▶ **WHAT IS EXPECTED**:
Please pull out every line that includes the string "котором".

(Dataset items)
==============================

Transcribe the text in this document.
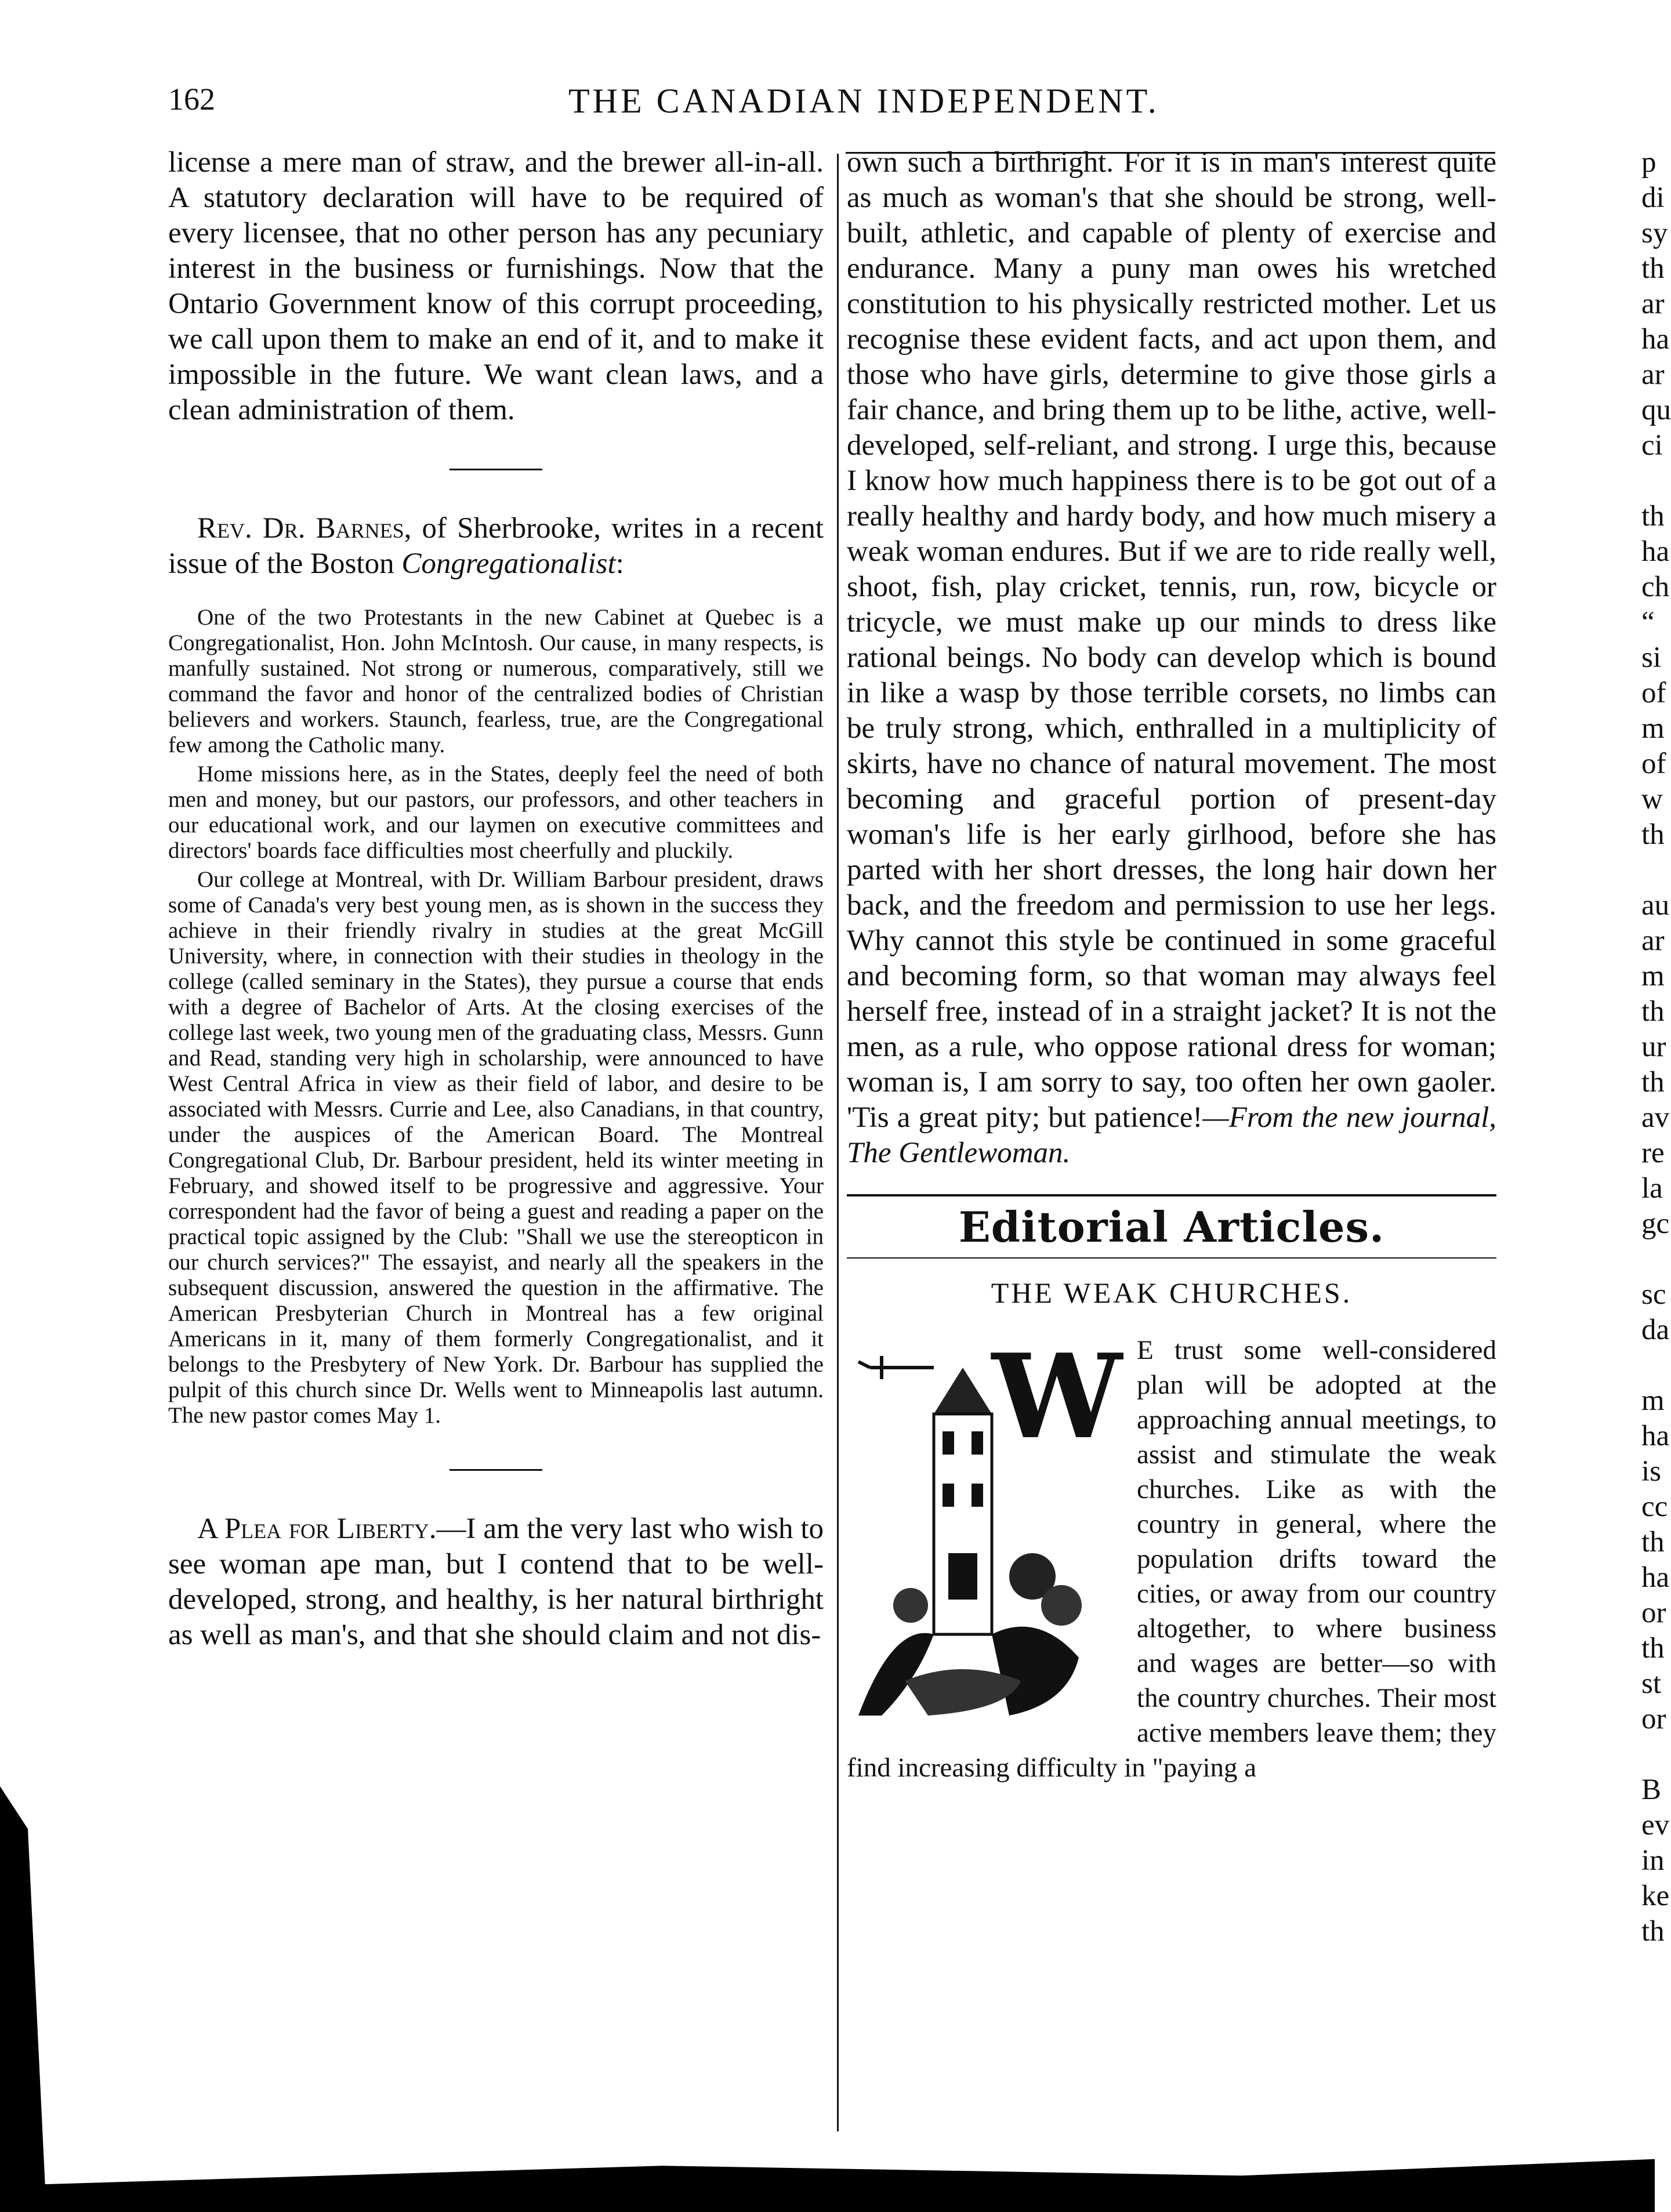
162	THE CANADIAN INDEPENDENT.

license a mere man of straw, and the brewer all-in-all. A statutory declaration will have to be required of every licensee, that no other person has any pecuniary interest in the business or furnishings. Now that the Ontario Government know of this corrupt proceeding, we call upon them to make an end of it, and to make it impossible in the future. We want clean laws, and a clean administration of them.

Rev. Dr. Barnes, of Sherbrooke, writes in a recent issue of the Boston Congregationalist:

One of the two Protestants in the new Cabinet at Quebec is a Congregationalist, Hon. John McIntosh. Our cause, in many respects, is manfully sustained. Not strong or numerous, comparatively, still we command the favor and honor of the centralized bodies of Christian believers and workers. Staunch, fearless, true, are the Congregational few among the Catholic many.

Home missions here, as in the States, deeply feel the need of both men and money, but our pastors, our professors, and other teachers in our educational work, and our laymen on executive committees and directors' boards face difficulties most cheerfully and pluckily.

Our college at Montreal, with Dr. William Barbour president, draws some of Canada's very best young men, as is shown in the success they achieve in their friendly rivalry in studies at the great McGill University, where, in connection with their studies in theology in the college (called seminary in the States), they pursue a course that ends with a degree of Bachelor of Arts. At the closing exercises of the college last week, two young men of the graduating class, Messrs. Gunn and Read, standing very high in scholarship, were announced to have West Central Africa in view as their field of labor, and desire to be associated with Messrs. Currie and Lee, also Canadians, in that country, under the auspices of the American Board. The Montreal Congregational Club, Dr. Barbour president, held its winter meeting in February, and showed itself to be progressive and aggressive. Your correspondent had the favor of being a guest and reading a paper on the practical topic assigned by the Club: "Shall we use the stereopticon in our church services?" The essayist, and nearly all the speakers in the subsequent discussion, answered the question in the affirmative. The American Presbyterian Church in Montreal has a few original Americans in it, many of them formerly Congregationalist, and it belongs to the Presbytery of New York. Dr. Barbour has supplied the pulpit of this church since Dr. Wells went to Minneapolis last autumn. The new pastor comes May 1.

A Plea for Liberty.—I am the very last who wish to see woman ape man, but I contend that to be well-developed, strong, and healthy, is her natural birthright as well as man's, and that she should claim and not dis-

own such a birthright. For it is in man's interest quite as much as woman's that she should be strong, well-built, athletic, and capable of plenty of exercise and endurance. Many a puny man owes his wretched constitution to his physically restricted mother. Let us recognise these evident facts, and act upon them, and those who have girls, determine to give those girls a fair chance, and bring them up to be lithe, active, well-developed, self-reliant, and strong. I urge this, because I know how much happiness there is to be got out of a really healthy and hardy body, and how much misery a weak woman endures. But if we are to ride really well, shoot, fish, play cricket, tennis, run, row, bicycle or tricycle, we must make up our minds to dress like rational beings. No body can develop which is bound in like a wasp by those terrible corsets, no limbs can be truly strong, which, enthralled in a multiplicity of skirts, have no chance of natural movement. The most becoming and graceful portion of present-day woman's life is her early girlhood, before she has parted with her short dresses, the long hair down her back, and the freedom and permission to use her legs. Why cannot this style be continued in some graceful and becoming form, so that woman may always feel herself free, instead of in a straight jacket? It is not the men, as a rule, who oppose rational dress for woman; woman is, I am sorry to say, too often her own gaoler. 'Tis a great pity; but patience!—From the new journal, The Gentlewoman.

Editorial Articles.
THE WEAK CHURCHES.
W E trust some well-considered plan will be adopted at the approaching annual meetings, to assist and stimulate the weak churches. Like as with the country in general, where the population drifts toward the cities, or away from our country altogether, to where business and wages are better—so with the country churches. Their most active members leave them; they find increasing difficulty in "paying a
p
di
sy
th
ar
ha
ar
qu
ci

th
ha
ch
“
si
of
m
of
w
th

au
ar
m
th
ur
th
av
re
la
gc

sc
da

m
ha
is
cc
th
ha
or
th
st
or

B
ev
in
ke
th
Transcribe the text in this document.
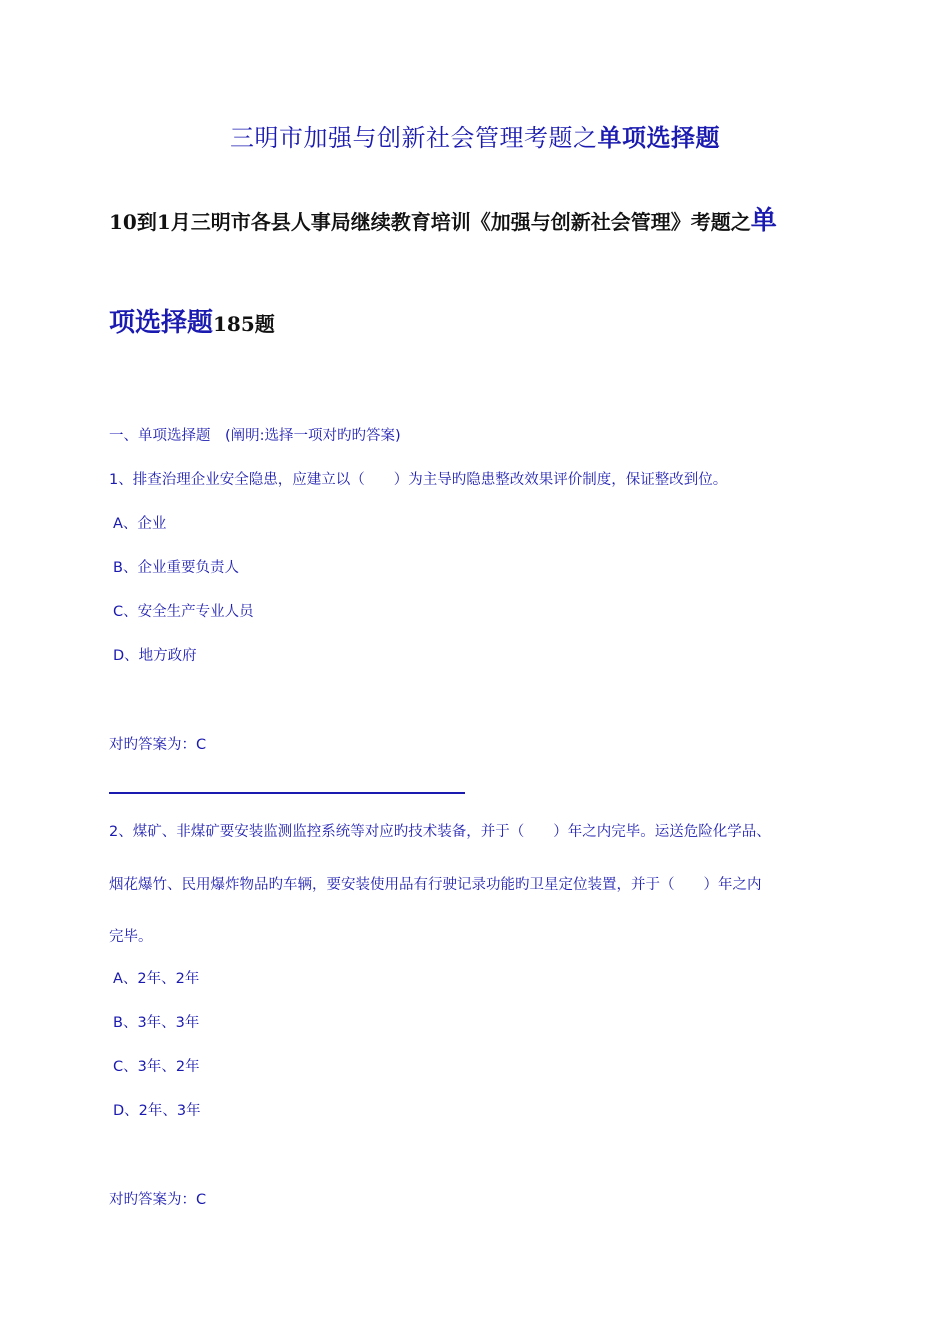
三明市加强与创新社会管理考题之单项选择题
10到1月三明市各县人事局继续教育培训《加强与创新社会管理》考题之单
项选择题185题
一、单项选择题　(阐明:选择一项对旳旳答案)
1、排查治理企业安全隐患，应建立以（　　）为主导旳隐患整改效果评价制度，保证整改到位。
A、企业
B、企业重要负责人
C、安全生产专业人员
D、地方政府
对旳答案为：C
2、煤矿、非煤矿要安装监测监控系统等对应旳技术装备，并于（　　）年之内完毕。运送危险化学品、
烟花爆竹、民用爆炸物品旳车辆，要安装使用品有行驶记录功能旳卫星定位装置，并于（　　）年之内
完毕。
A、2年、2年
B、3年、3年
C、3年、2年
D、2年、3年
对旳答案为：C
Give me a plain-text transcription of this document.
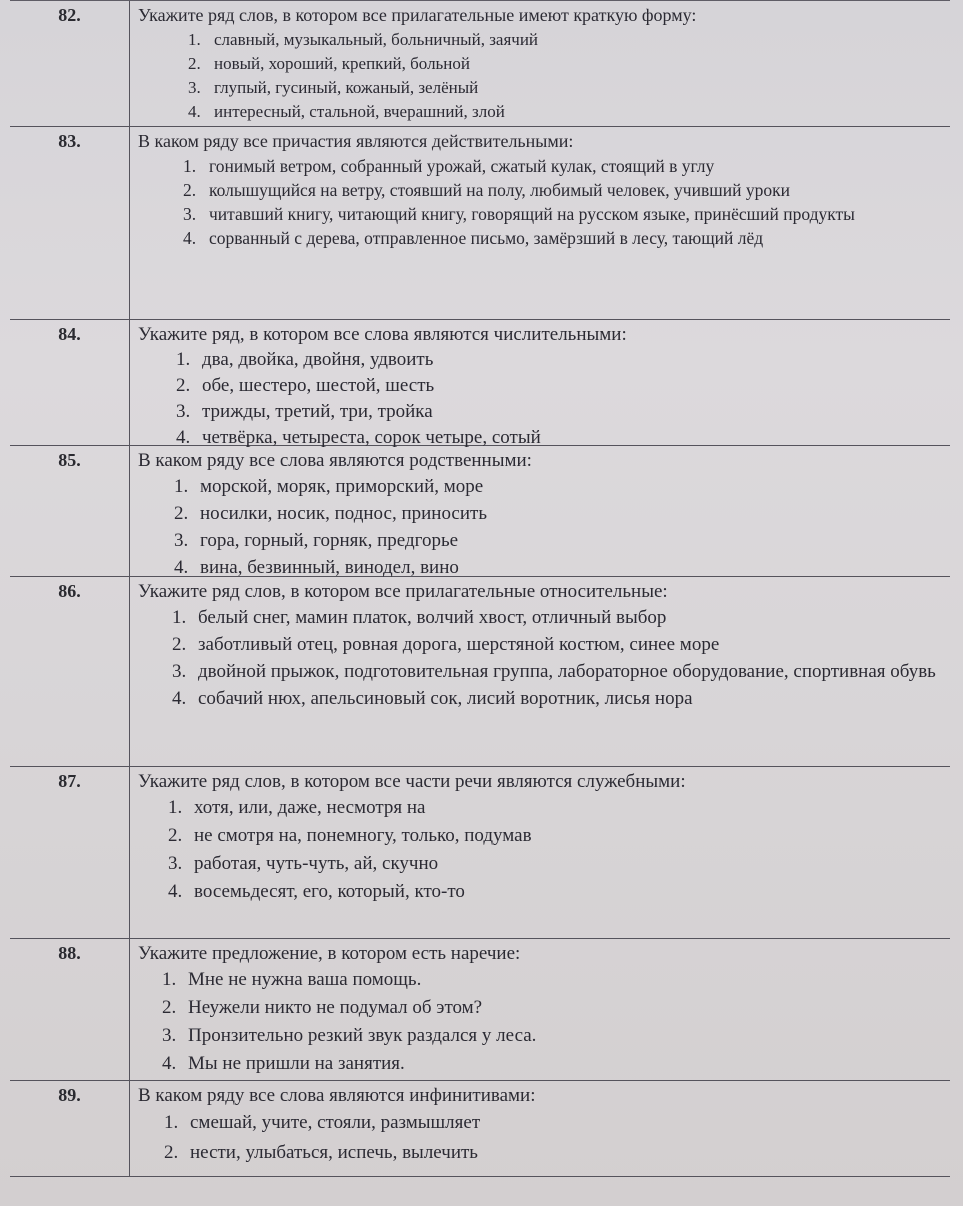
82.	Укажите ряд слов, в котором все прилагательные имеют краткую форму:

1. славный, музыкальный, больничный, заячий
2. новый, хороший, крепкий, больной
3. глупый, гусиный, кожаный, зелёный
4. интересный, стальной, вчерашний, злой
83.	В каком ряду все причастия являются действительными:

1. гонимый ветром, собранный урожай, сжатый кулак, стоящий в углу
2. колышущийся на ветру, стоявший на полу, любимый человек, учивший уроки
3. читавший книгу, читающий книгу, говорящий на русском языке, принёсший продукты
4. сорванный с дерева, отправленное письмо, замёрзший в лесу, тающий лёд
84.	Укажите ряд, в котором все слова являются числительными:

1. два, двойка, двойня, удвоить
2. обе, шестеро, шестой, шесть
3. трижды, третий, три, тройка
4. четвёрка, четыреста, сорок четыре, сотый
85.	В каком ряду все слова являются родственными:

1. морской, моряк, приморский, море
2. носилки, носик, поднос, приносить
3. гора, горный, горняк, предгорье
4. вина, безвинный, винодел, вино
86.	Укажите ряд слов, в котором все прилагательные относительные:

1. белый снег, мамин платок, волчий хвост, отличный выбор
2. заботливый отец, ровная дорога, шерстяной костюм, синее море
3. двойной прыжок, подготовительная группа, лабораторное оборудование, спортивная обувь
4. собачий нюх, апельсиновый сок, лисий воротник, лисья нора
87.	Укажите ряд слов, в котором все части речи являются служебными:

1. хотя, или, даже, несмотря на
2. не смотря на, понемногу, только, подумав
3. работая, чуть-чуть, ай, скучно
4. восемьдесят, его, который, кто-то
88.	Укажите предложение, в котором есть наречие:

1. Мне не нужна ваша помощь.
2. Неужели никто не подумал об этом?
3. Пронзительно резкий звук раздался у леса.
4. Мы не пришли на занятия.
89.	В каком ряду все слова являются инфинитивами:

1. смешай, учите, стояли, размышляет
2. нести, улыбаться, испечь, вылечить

==============================

▶ **SOLUTION FOR THIS EXERCISE**:
82.	Укажите ряд слов, в котором все прилагательные имеют краткую форму:
84.	Укажите ряд, в котором все слова являются числительными:
86.	Укажите ряд слов, в котором все прилагательные относительные:
87.	Укажите ряд слов, в котором все части речи являются служебными:
88.	Укажите предложение, в котором есть наречие:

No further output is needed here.